• Description of the task
Go through the material and write it all out exactly, minus the pictures.

* Start *

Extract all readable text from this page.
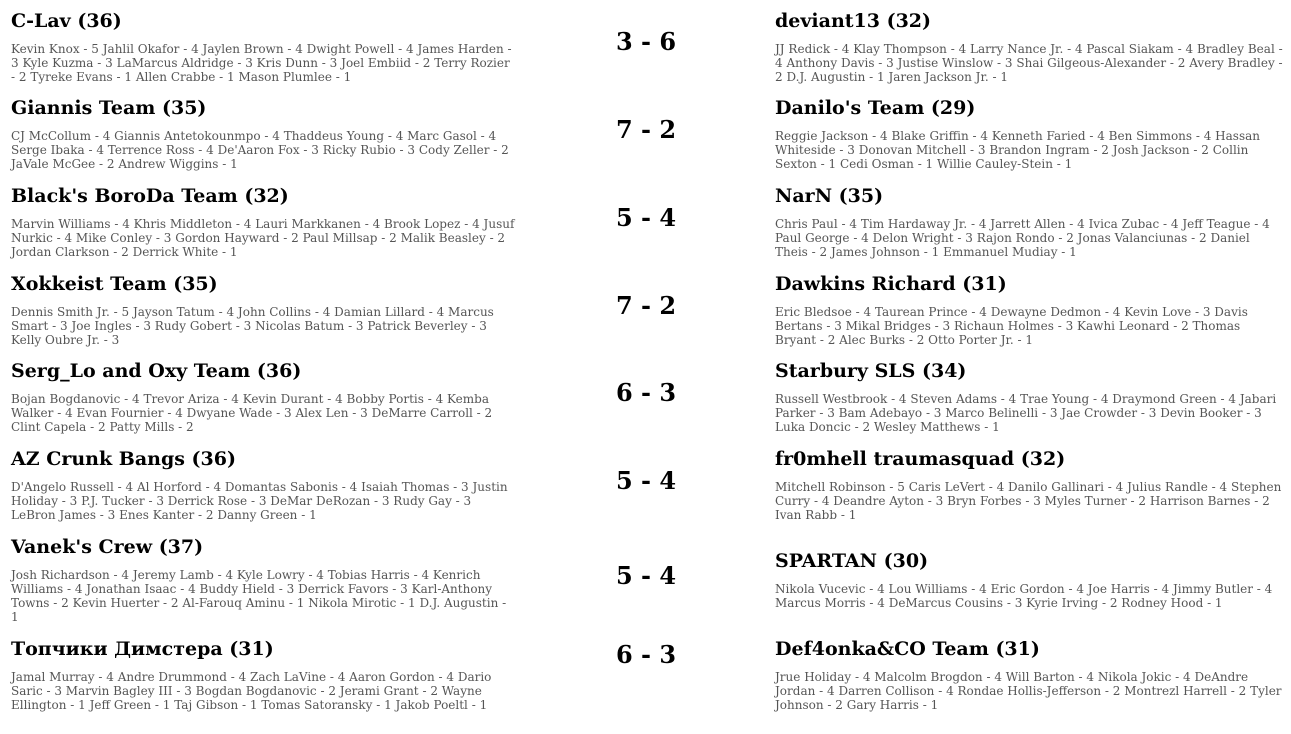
C-Lav (36)
Kevin Knox - 5 Jahlil Okafor - 4 Jaylen Brown - 4 Dwight Powell - 4 James Harden - 3 Kyle Kuzma - 3 LaMarcus Aldridge - 3 Kris Dunn - 3 Joel Embiid - 2 Terry Rozier - 2 Tyreke Evans - 1 Allen Crabbe - 1 Mason Plumlee - 1
3 - 6
deviant13 (32)
JJ Redick - 4 Klay Thompson - 4 Larry Nance Jr. - 4 Pascal Siakam - 4 Bradley Beal - 4 Anthony Davis - 3 Justise Winslow - 3 Shai Gilgeous-Alexander - 2 Avery Bradley - 2 D.J. Augustin - 1 Jaren Jackson Jr. - 1
Giannis Team (35)
CJ McCollum - 4 Giannis Antetokounmpo - 4 Thaddeus Young - 4 Marc Gasol - 4 Serge Ibaka - 4 Terrence Ross - 4 De'Aaron Fox - 3 Ricky Rubio - 3 Cody Zeller - 2 JaVale McGee - 2 Andrew Wiggins - 1
7 - 2
Danilo's Team (29)
Reggie Jackson - 4 Blake Griffin - 4 Kenneth Faried - 4 Ben Simmons - 4 Hassan Whiteside - 3 Donovan Mitchell - 3 Brandon Ingram - 2 Josh Jackson - 2 Collin Sexton - 1 Cedi Osman - 1 Willie Cauley-Stein - 1
Black's BoroDa Team (32)
Marvin Williams - 4 Khris Middleton - 4 Lauri Markkanen - 4 Brook Lopez - 4 Jusuf Nurkic - 4 Mike Conley - 3 Gordon Hayward - 2 Paul Millsap - 2 Malik Beasley - 2 Jordan Clarkson - 2 Derrick White - 1
5 - 4
NarN (35)
Chris Paul - 4 Tim Hardaway Jr. - 4 Jarrett Allen - 4 Ivica Zubac - 4 Jeff Teague - 4 Paul George - 4 Delon Wright - 3 Rajon Rondo - 2 Jonas Valanciunas - 2 Daniel Theis - 2 James Johnson - 1 Emmanuel Mudiay - 1
Xokkeist Team (35)
Dennis Smith Jr. - 5 Jayson Tatum - 4 John Collins - 4 Damian Lillard - 4 Marcus Smart - 3 Joe Ingles - 3 Rudy Gobert - 3 Nicolas Batum - 3 Patrick Beverley - 3 Kelly Oubre Jr. - 3
7 - 2
Dawkins Richard (31)
Eric Bledsoe - 4 Taurean Prince - 4 Dewayne Dedmon - 4 Kevin Love - 3 Davis Bertans - 3 Mikal Bridges - 3 Richaun Holmes - 3 Kawhi Leonard - 2 Thomas Bryant - 2 Alec Burks - 2 Otto Porter Jr. - 1
Serg_Lo and Oxy Team (36)
Bojan Bogdanovic - 4 Trevor Ariza - 4 Kevin Durant - 4 Bobby Portis - 4 Kemba Walker - 4 Evan Fournier - 4 Dwyane Wade - 3 Alex Len - 3 DeMarre Carroll - 2 Clint Capela - 2 Patty Mills - 2
6 - 3
Starbury SLS (34)
Russell Westbrook - 4 Steven Adams - 4 Trae Young - 4 Draymond Green - 4 Jabari Parker - 3 Bam Adebayo - 3 Marco Belinelli - 3 Jae Crowder - 3 Devin Booker - 3 Luka Doncic - 2 Wesley Matthews - 1
AZ Crunk Bangs (36)
D'Angelo Russell - 4 Al Horford - 4 Domantas Sabonis - 4 Isaiah Thomas - 3 Justin Holiday - 3 P.J. Tucker - 3 Derrick Rose - 3 DeMar DeRozan - 3 Rudy Gay - 3 LeBron James - 3 Enes Kanter - 2 Danny Green - 1
5 - 4
fr0mhell traumasquad (32)
Mitchell Robinson - 5 Caris LeVert - 4 Danilo Gallinari - 4 Julius Randle - 4 Stephen Curry - 4 Deandre Ayton - 3 Bryn Forbes - 3 Myles Turner - 2 Harrison Barnes - 2 Ivan Rabb - 1
Vanek's Crew (37)
Josh Richardson - 4 Jeremy Lamb - 4 Kyle Lowry - 4 Tobias Harris - 4 Kenrich Williams - 4 Jonathan Isaac - 4 Buddy Hield - 3 Derrick Favors - 3 Karl-Anthony Towns - 2 Kevin Huerter - 2 Al-Farouq Aminu - 1 Nikola Mirotic - 1 D.J. Augustin - 1
5 - 4	SPARTAN (30)
Nikola Vucevic - 4 Lou Williams - 4 Eric Gordon - 4 Joe Harris - 4 Jimmy Butler - 4 Marcus Morris - 4 DeMarcus Cousins - 3 Kyrie Irving - 2 Rodney Hood - 1
Топчики Димстера (31)
Jamal Murray - 4 Andre Drummond - 4 Zach LaVine - 4 Aaron Gordon - 4 Dario Saric - 3 Marvin Bagley III - 3 Bogdan Bogdanovic - 2 Jerami Grant - 2 Wayne Ellington - 1 Jeff Green - 1 Taj Gibson - 1 Tomas Satoransky - 1 Jakob Poeltl - 1
6 - 3	Def4onka&CO Team (31)
Jrue Holiday - 4 Malcolm Brogdon - 4 Will Barton - 4 Nikola Jokic - 4 DeAndre Jordan - 4 Darren Collison - 4 Rondae Hollis-Jefferson - 2 Montrezl Harrell - 2 Tyler Johnson - 2 Gary Harris - 1
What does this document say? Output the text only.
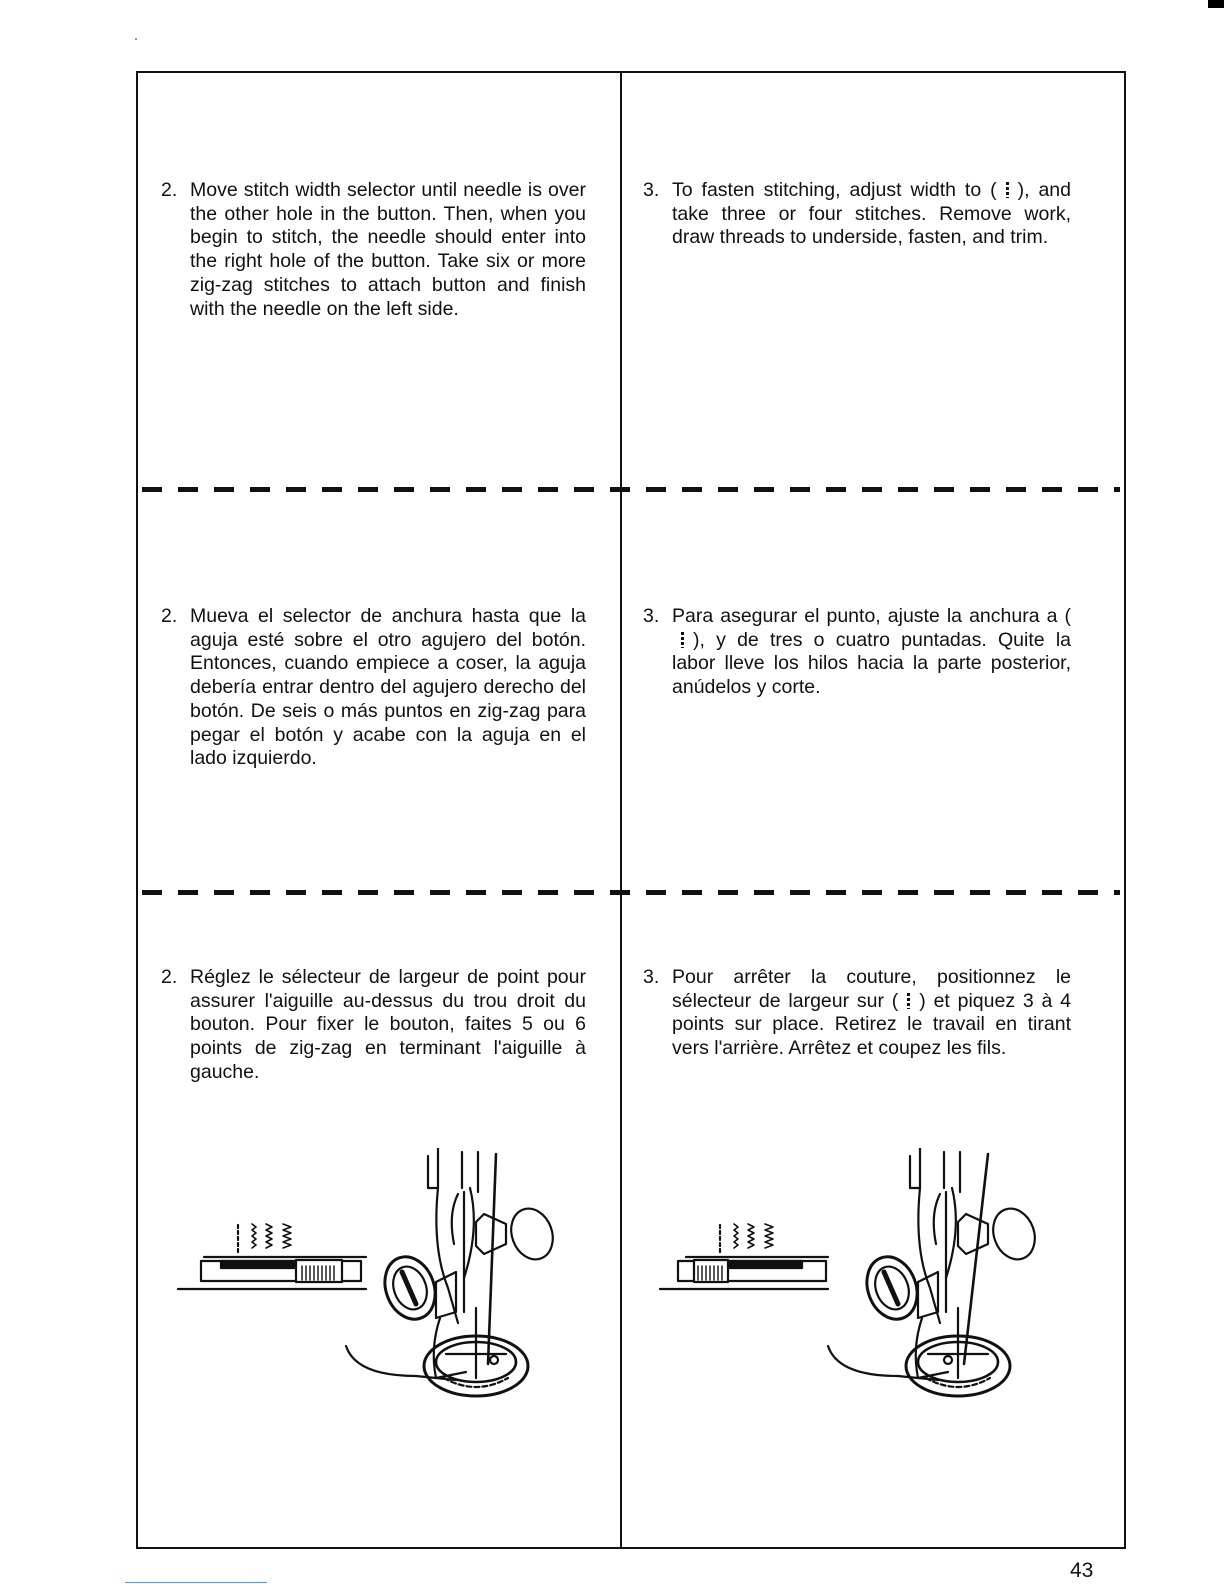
2. Move stitch width selector until needle is over the other hole in the button. Then, when you begin to stitch, the needle should enter into the right hole of the button. Take six or more zig-zag stitches to attach button and finish with the needle on the left side.
3. To fasten stitching, adjust width to ( ), and take three or four stitches. Remove work, draw threads to underside, fasten, and trim.
2. Mueva el selector de anchura hasta que la aguja esté sobre el otro agujero del botón. Entonces, cuando empiece a coser, la aguja debería entrar dentro del agujero derecho del botón. De seis o más puntos en zig-zag para pegar el botón y acabe con la aguja en el lado izquierdo.
3. Para asegurar el punto, ajuste la anchura a (), y de tres o cuatro puntadas. Quite la labor lleve los hilos hacia la parte posterior, anúdelos y corte.
2. Réglez le sélecteur de largeur de point pour assurer l'aiguille au-dessus du trou droit du bouton. Pour fixer le bouton, faites 5 ou 6 points de zig-zag en terminant l'aiguille à gauche.
3. Pour arrêter la couture, positionnez le sélecteur de largeur sur ( ) et piquez 3 à 4 points sur place. Retirez le travail en tirant vers l'arrière. Arrêtez et coupez les fils.
43
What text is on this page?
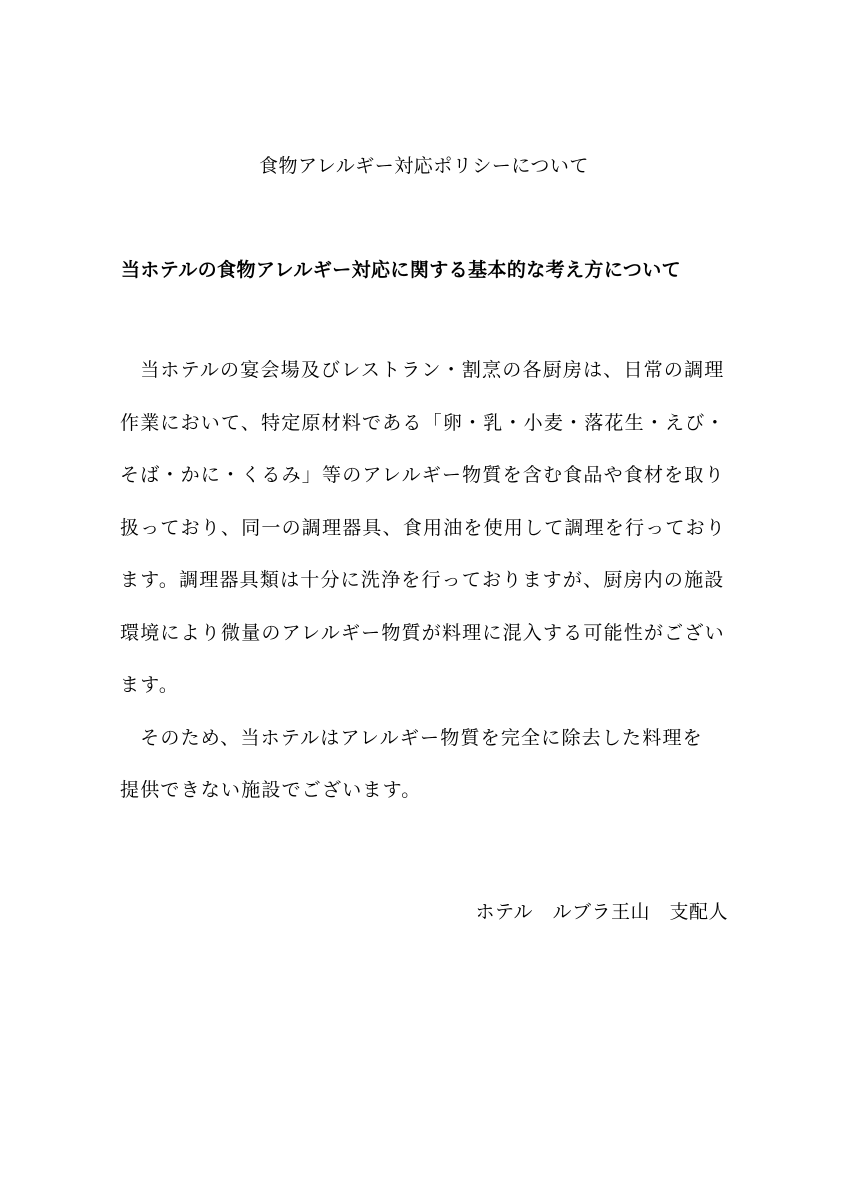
食物アレルギー対応ポリシーについて
当ホテルの食物アレルギー対応に関する基本的な考え方について
　当ホテルの宴会場及びレストラン・割烹の各厨房は、日常の調理
作業において、特定原材料である「卵・乳・小麦・落花生・えび・
そば・かに・くるみ」等のアレルギー物質を含む食品や食材を取り
扱っており、同一の調理器具、食用油を使用して調理を行っており
ます。調理器具類は十分に洗浄を行っておりますが、厨房内の施設
環境により微量のアレルギー物質が料理に混入する可能性がござい
ます。
　そのため、当ホテルはアレルギー物質を完全に除去した料理を
提供できない施設でございます。
ホテル　ルブラ王山　支配人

* End *

• Output for this task
Extract all readable text from this page.
C-Lav (36)
Kevin Knox - 5 Jahlil Okafor - 4 Jaylen Brown - 4 Dwight Powell - 4 James Harden - 3 Kyle Kuzma - 3 LaMarcus Aldridge - 3 Kris Dunn - 3 Joel Embiid - 2 Terry Rozier - 2 Tyreke Evans - 1 Allen Crabbe - 1 Mason Plumlee - 1
3 - 6
deviant13 (32)
JJ Redick - 4 Klay Thompson - 4 Larry Nance Jr. - 4 Pascal Siakam - 4 Bradley Beal - 4 Anthony Davis - 3 Justise Winslow - 3 Shai Gilgeous-Alexander - 2 Avery Bradley - 2 D.J. Augustin - 1 Jaren Jackson Jr. - 1
Giannis Team (35)
CJ McCollum - 4 Giannis Antetokounmpo - 4 Thaddeus Young - 4 Marc Gasol - 4 Serge Ibaka - 4 Terrence Ross - 4 De'Aaron Fox - 3 Ricky Rubio - 3 Cody Zeller - 2 JaVale McGee - 2 Andrew Wiggins - 1
7 - 2
Danilo's Team (29)
Reggie Jackson - 4 Blake Griffin - 4 Kenneth Faried - 4 Ben Simmons - 4 Hassan Whiteside - 3 Donovan Mitchell - 3 Brandon Ingram - 2 Josh Jackson - 2 Collin Sexton - 1 Cedi Osman - 1 Willie Cauley-Stein - 1
Black's BoroDa Team (32)
Marvin Williams - 4 Khris Middleton - 4 Lauri Markkanen - 4 Brook Lopez - 4 Jusuf Nurkic - 4 Mike Conley - 3 Gordon Hayward - 2 Paul Millsap - 2 Malik Beasley - 2 Jordan Clarkson - 2 Derrick White - 1
5 - 4
NarN (35)
Chris Paul - 4 Tim Hardaway Jr. - 4 Jarrett Allen - 4 Ivica Zubac - 4 Jeff Teague - 4 Paul George - 4 Delon Wright - 3 Rajon Rondo - 2 Jonas Valanciunas - 2 Daniel Theis - 2 James Johnson - 1 Emmanuel Mudiay - 1
Xokkeist Team (35)
Dennis Smith Jr. - 5 Jayson Tatum - 4 John Collins - 4 Damian Lillard - 4 Marcus Smart - 3 Joe Ingles - 3 Rudy Gobert - 3 Nicolas Batum - 3 Patrick Beverley - 3 Kelly Oubre Jr. - 3
7 - 2
Dawkins Richard (31)
Eric Bledsoe - 4 Taurean Prince - 4 Dewayne Dedmon - 4 Kevin Love - 3 Davis Bertans - 3 Mikal Bridges - 3 Richaun Holmes - 3 Kawhi Leonard - 2 Thomas Bryant - 2 Alec Burks - 2 Otto Porter Jr. - 1
Serg_Lo and Oxy Team (36)
Bojan Bogdanovic - 4 Trevor Ariza - 4 Kevin Durant - 4 Bobby Portis - 4 Kemba Walker - 4 Evan Fournier - 4 Dwyane Wade - 3 Alex Len - 3 DeMarre Carroll - 2 Clint Capela - 2 Patty Mills - 2
6 - 3
Starbury SLS (34)
Russell Westbrook - 4 Steven Adams - 4 Trae Young - 4 Draymond Green - 4 Jabari Parker - 3 Bam Adebayo - 3 Marco Belinelli - 3 Jae Crowder - 3 Devin Booker - 3 Luka Doncic - 2 Wesley Matthews - 1
AZ Crunk Bangs (36)
D'Angelo Russell - 4 Al Horford - 4 Domantas Sabonis - 4 Isaiah Thomas - 3 Justin Holiday - 3 P.J. Tucker - 3 Derrick Rose - 3 DeMar DeRozan - 3 Rudy Gay - 3 LeBron James - 3 Enes Kanter - 2 Danny Green - 1
5 - 4
fr0mhell traumasquad (32)
Mitchell Robinson - 5 Caris LeVert - 4 Danilo Gallinari - 4 Julius Randle - 4 Stephen Curry - 4 Deandre Ayton - 3 Bryn Forbes - 3 Myles Turner - 2 Harrison Barnes - 2 Ivan Rabb - 1
Vanek's Crew (37)
Josh Richardson - 4 Jeremy Lamb - 4 Kyle Lowry - 4 Tobias Harris - 4 Kenrich Williams - 4 Jonathan Isaac - 4 Buddy Hield - 3 Derrick Favors - 3 Karl-Anthony Towns - 2 Kevin Huerter - 2 Al-Farouq Aminu - 1 Nikola Mirotic - 1 D.J. Augustin - 1
5 - 4	SPARTAN (30)
Nikola Vucevic - 4 Lou Williams - 4 Eric Gordon - 4 Joe Harris - 4 Jimmy Butler - 4 Marcus Morris - 4 DeMarcus Cousins - 3 Kyrie Irving - 2 Rodney Hood - 1
Топчики Димстера (31)
Jamal Murray - 4 Andre Drummond - 4 Zach LaVine - 4 Aaron Gordon - 4 Dario Saric - 3 Marvin Bagley III - 3 Bogdan Bogdanovic - 2 Jerami Grant - 2 Wayne Ellington - 1 Jeff Green - 1 Taj Gibson - 1 Tomas Satoransky - 1 Jakob Poeltl - 1
6 - 3	Def4onka&CO Team (31)
Jrue Holiday - 4 Malcolm Brogdon - 4 Will Barton - 4 Nikola Jokic - 4 DeAndre Jordan - 4 Darren Collison - 4 Rondae Hollis-Jefferson - 2 Montrezl Harrell - 2 Tyler Johnson - 2 Gary Harris - 1
What does this document say? Output the text only.
2. Move stitch width selector until needle is over the other hole in the button. Then, when you begin to stitch, the needle should enter into the right hole of the button. Take six or more zig-zag stitches to attach button and finish with the needle on the left side.
3. To fasten stitching, adjust width to ( ), and take three or four stitches. Remove work, draw threads to underside, fasten, and trim.
2. Mueva el selector de anchura hasta que la aguja esté sobre el otro agujero del botón. Entonces, cuando empiece a coser, la aguja debería entrar dentro del agujero derecho del botón. De seis o más puntos en zig-zag para pegar el botón y acabe con la aguja en el lado izquierdo.
3. Para asegurar el punto, ajuste la anchura a (), y de tres o cuatro puntadas. Quite la labor lleve los hilos hacia la parte posterior, anúdelos y corte.
2. Réglez le sélecteur de largeur de point pour assurer l'aiguille au-dessus du trou droit du bouton. Pour fixer le bouton, faites 5 ou 6 points de zig-zag en terminant l'aiguille à gauche.
3. Pour arrêter la couture, positionnez le sélecteur de largeur sur ( ) et piquez 3 à 4 points sur place. Retirez le travail en tirant vers l'arrière. Arrêtez et coupez les fils.
43
What text is on this page?
食物アレルギー対応ポリシーについて
当ホテルの食物アレルギー対応に関する基本的な考え方について
　当ホテルの宴会場及びレストラン・割烹の各厨房は、日常の調理
作業において、特定原材料である「卵・乳・小麦・落花生・えび・
そば・かに・くるみ」等のアレルギー物質を含む食品や食材を取り
扱っており、同一の調理器具、食用油を使用して調理を行っており
ます。調理器具類は十分に洗浄を行っておりますが、厨房内の施設
環境により微量のアレルギー物質が料理に混入する可能性がござい
ます。
　そのため、当ホテルはアレルギー物質を完全に除去した料理を
提供できない施設でございます。
ホテル　ルブラ王山　支配人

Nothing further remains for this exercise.